• _What to work on_
Locate the string "this" in the records below. Copy every line where it occurs.

• _Data to use_
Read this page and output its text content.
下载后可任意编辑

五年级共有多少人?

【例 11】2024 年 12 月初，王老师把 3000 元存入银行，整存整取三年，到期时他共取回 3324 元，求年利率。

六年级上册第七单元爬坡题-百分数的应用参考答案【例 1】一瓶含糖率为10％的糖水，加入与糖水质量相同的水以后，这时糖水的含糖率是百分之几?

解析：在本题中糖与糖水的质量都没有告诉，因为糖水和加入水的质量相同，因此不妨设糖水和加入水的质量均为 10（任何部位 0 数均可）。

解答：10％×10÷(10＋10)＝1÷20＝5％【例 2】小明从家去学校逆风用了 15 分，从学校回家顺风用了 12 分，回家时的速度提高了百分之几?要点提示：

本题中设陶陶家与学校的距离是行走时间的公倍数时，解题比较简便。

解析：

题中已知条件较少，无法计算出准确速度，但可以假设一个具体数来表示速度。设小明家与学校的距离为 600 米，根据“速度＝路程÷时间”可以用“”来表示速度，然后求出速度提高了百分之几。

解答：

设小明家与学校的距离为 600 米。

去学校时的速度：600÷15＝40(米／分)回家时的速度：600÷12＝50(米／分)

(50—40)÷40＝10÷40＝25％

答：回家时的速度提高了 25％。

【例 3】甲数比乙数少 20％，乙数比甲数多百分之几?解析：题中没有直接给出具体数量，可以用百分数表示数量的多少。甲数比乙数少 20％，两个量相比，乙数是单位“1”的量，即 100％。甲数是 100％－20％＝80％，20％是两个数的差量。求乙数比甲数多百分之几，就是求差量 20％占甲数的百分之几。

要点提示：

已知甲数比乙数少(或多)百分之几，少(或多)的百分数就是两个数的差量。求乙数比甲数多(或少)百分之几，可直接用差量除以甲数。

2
* * *
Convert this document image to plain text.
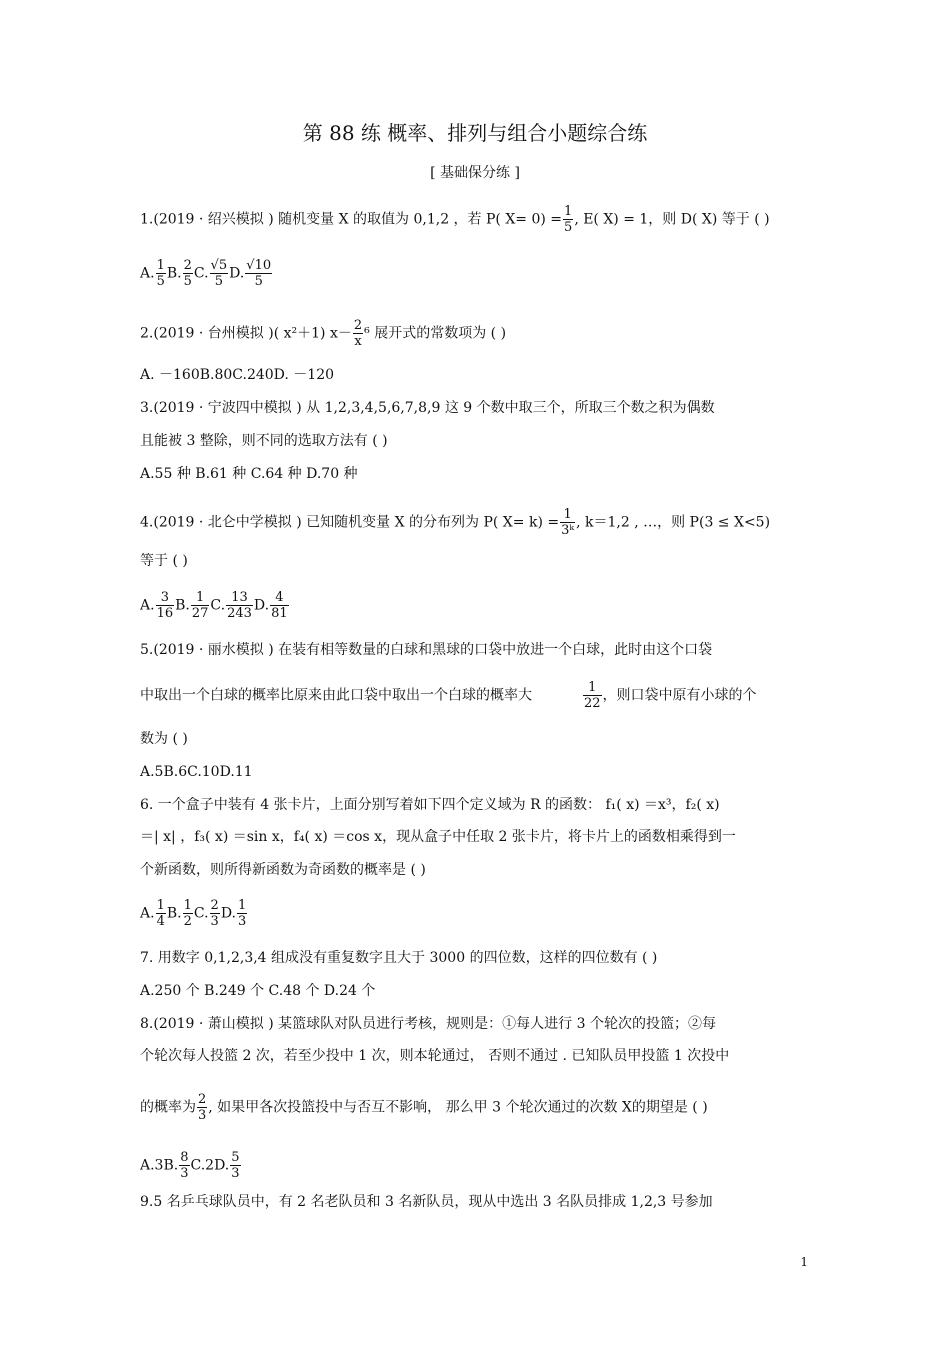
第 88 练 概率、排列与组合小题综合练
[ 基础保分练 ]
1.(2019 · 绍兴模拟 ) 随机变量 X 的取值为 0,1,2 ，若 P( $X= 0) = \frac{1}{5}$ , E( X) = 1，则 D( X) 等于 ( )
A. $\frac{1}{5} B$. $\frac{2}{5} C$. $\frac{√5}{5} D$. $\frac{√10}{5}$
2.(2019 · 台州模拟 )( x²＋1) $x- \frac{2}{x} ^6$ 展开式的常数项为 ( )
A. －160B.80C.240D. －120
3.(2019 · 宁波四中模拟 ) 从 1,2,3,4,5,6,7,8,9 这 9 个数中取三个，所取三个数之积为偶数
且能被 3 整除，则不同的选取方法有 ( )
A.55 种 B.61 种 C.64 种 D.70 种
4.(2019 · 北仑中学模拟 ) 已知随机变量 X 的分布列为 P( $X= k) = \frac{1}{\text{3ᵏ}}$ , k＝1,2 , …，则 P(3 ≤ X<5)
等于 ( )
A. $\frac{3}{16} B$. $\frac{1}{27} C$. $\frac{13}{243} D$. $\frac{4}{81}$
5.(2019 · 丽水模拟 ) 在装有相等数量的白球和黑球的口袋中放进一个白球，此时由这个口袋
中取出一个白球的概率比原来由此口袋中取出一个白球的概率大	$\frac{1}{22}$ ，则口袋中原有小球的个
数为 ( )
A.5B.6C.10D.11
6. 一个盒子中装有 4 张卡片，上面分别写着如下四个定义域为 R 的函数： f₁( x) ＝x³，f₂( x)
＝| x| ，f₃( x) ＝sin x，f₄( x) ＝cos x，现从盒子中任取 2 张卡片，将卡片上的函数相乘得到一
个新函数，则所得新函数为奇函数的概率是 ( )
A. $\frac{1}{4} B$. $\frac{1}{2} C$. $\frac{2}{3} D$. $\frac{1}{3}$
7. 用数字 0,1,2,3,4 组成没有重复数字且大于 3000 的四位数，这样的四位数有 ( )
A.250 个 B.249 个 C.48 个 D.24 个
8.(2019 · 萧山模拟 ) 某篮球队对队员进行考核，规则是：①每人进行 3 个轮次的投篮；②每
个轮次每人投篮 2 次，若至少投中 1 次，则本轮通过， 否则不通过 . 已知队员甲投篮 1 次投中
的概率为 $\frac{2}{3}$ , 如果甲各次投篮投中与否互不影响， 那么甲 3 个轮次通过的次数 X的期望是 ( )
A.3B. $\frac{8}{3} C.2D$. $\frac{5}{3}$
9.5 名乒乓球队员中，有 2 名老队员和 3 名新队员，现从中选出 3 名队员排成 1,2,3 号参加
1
...
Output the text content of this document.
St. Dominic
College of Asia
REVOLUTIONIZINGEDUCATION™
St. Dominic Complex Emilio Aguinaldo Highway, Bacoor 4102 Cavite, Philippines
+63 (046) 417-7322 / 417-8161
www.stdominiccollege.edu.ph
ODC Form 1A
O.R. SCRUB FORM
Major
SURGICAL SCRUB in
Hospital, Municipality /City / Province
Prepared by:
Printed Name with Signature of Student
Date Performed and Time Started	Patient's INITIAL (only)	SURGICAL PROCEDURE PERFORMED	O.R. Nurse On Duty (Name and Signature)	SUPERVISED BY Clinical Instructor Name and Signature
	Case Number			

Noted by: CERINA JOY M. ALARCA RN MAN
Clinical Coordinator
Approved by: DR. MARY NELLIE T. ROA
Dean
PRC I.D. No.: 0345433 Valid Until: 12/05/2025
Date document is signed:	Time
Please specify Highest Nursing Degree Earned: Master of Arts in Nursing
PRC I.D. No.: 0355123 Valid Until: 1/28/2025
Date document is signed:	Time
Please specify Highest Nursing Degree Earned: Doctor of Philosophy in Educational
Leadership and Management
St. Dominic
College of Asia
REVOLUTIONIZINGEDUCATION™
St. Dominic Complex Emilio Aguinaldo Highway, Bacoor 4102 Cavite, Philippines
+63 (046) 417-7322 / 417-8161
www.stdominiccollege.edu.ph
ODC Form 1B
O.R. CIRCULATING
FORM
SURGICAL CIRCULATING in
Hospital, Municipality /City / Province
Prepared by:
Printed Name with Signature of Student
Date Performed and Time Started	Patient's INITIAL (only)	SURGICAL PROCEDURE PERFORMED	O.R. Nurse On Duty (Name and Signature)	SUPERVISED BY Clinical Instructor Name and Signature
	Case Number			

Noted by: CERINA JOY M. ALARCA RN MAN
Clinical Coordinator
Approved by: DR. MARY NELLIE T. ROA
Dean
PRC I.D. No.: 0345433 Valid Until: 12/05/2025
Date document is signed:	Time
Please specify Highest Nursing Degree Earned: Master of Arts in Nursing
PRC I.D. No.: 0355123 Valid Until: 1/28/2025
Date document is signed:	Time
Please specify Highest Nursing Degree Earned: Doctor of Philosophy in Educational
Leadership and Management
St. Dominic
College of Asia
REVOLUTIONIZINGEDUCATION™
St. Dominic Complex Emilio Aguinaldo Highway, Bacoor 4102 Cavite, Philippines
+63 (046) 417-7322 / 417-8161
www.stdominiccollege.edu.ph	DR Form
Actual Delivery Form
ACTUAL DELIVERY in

• _Solution_
Read this page and output its text content.
Convert this document image to plain text.
Output the text content of this document.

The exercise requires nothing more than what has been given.